• Your objective: Can you resume the write-up on backtest overfitting below, picking up right after its final sentence?

Eight candidate strategies tested on 252 daily observations of a documented synthetic equity-return matrix produce a probability of backtest overfitting (PBO) of 0.726 on 500 CSCV combinations. The in-sample best strategy — config_7, the highest annualised Sharpe at 1.22 — under-performs the out-of-sample median in roughly 73% of the tested splits. The Backtest Overfitting Score tool's verdict on this scenario is unambiguous: this is overfitting. And every one of the eight deflated Sharpes returns 0, so even the in-sample leader has no statistically significant edge after the multiple-testing correction. High PBO plus zero deflated Sharpe is the textbook discard signal. The full run, including all eight per-strategy statistics, is in the Verified engine output section below.

TL;DR

  • Scenario: 8 strategies × 252 daily observations × 500 CSCV combinations, seed 42.
  • Best in-sample strategy: config_7 (annualised Sharpe 1.22 — the highest in the table).
  • PBO = 0.726: the in-sample winner ranks below the OOS median in ~73% of tested combinations.
  • All 8 deflated Sharpes return 0 — the test detects no statistically significant edge after deflation.
  • The two results together: the in-sample winner does not generalise, and no candidate has provable edge. Classic overfit — discard.

The scenario

The Backtest Overfitting Score engine took the published contract sample matrix: 8 strategies × 252 daily observations of synthetic returns. The eight series have small, mixed means and similar standard deviations near 0.009. Their annualised Sharpes span a realistic range — several negative, the best a modest 1.22:

Strategy Annualised Sharpe (live engine output)
config_1 −0.27
config_2 −1.04
config_3 0.86
config_4 −1.97
config_5 0.31
config_6 1.00
config_7 1.22 (best in-sample)
config_8 1.16

None of these Sharpes is implausible — they are the spread you would expect from eight noisy candidate strategies over a single year of daily data. The engine returns deflated Sharpe = 0 for every one of them. (The exact per-strategy mean, stdev, skew, kurtosis, and Sharpe values are rendered live in the Verified engine output block below.)

What PBO = 0.726 means

The CSCV algorithm splits the 252-observation series into 16 contiguous blocks (s = 8, so 2s = 16 blocks of ~15 observations each), then enumerates ways to assign 8 blocks to in-sample and 8 to out-of-sample. There are $\binom{16}{8} = 12{,}870$ such splits; the engine sampled 500 of them with a seeded shuffle. In each split it finds the strategy with the highest in-sample mean, then checks where that strategy ranks out of sample. PBO is the fraction of splits where the in-sample winner lands below the out-of-sample median.

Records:

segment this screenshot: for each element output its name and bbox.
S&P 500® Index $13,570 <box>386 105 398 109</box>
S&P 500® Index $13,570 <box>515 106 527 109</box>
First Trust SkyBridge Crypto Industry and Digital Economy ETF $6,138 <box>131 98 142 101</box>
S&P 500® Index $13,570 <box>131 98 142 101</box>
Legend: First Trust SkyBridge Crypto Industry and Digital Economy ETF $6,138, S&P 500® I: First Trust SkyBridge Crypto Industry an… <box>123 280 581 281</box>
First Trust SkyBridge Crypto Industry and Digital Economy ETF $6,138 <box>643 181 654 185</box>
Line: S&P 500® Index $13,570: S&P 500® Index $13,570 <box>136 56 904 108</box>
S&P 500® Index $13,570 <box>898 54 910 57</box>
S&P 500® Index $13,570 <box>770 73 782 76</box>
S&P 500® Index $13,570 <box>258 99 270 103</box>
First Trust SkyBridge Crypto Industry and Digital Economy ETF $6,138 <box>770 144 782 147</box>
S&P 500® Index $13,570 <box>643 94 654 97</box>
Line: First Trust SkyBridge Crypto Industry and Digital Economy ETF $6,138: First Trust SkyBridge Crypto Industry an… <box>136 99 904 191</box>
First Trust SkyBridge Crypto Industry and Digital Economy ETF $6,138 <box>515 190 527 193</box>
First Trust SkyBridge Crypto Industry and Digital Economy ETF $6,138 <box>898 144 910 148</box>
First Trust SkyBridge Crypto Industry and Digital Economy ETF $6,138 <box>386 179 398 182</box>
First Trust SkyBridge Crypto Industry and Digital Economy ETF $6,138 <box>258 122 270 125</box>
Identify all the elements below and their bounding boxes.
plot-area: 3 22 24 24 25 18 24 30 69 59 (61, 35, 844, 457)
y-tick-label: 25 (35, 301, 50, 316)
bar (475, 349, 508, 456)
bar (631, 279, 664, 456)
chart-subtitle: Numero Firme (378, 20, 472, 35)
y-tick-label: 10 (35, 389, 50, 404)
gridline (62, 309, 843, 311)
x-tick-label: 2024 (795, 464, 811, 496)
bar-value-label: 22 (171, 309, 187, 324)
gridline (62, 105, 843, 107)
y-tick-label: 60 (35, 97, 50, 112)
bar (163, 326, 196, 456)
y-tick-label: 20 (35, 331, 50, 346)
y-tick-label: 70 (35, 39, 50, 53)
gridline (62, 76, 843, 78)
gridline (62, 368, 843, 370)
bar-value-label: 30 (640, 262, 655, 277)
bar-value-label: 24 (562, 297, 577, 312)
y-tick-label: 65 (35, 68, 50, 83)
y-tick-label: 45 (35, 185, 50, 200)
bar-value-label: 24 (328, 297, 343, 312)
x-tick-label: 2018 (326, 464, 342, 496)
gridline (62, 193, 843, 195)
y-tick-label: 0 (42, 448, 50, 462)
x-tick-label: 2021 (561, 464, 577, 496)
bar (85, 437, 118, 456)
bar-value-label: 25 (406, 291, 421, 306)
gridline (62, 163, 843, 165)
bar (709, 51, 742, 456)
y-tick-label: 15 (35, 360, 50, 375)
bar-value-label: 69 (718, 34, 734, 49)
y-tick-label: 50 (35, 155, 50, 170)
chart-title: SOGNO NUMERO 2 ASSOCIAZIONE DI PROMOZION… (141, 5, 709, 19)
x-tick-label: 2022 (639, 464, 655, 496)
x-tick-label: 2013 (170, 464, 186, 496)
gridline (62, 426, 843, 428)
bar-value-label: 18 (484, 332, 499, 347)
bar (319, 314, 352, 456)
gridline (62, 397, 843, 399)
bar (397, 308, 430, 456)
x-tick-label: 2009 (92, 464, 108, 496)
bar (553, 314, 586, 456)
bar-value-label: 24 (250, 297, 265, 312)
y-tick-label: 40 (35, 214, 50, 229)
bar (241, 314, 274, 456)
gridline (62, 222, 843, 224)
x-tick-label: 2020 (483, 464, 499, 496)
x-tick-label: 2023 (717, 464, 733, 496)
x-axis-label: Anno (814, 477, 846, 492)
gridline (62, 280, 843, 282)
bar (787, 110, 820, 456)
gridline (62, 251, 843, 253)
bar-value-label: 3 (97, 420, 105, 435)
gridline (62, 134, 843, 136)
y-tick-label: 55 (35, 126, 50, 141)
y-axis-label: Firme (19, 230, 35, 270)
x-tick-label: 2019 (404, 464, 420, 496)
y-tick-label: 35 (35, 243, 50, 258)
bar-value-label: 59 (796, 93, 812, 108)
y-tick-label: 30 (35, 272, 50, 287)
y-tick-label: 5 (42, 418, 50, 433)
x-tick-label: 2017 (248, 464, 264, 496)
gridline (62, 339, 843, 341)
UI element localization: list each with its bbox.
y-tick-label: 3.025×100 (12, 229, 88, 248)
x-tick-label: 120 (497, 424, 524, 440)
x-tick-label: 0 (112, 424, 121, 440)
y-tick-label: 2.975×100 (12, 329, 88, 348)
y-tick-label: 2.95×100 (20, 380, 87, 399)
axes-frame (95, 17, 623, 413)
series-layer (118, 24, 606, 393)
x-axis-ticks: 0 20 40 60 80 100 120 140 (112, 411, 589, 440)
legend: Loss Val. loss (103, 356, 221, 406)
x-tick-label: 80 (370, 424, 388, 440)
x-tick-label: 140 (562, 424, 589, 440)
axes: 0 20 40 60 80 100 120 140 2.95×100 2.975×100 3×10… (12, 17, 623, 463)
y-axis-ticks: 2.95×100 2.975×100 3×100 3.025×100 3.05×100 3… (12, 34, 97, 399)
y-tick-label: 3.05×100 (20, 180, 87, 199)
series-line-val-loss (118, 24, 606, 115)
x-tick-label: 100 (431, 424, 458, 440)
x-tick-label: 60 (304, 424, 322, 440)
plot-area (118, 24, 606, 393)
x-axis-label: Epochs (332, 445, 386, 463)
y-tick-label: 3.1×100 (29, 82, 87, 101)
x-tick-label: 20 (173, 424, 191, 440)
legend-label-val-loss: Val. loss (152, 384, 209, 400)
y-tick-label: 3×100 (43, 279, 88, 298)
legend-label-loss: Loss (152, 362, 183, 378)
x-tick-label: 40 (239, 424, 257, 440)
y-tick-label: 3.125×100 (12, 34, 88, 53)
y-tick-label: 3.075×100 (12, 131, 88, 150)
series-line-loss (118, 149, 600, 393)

• Reply to the task:
Here PBO = 0.726. In nearly three-quarters of the splits, the strategy that looked best in-sample under-performed out of sample. For independent strategies with real edge, PBO < 0.2 is the threshold for "the in-sample winner generalises." This scenario sits far on the wrong side of that line: the in-sample ranking is not predictive of out-of-sample ranking.

Why this result is the honest, common case

A high PBO on a matrix of broadly similar candidate strategies is exactly what you should expect when none of the candidates has durable edge. With eight noisy series and only 252 observations, whichever strategy happens to lead in any given in-sample window is largely luck, and luck does not repeat out of sample. The engine is detecting that directly: rank the candidates in-sample, and the leader is a coin-flip-or-worse to lead again out of sample.

A real-world equivalent is eight parameter variants of the same momentum signal, each fit slightly differently. The one with the best in-sample Sharpe is the one that best fit the in-sample noise — and it pays for that fit out of sample. PBO = 0.726 is the number that catches this before the capital does.

What the deflated Sharpe says

The engine returns deflatedSharpe = 0 for every strategy. The Deflated Sharpe Ratio1 tests whether the in-sample Sharpe is statistically significant given:

  1. The number of trials (8 in this case).
  2. The skew and kurtosis of the return distribution.
  3. The sample size (252 observations).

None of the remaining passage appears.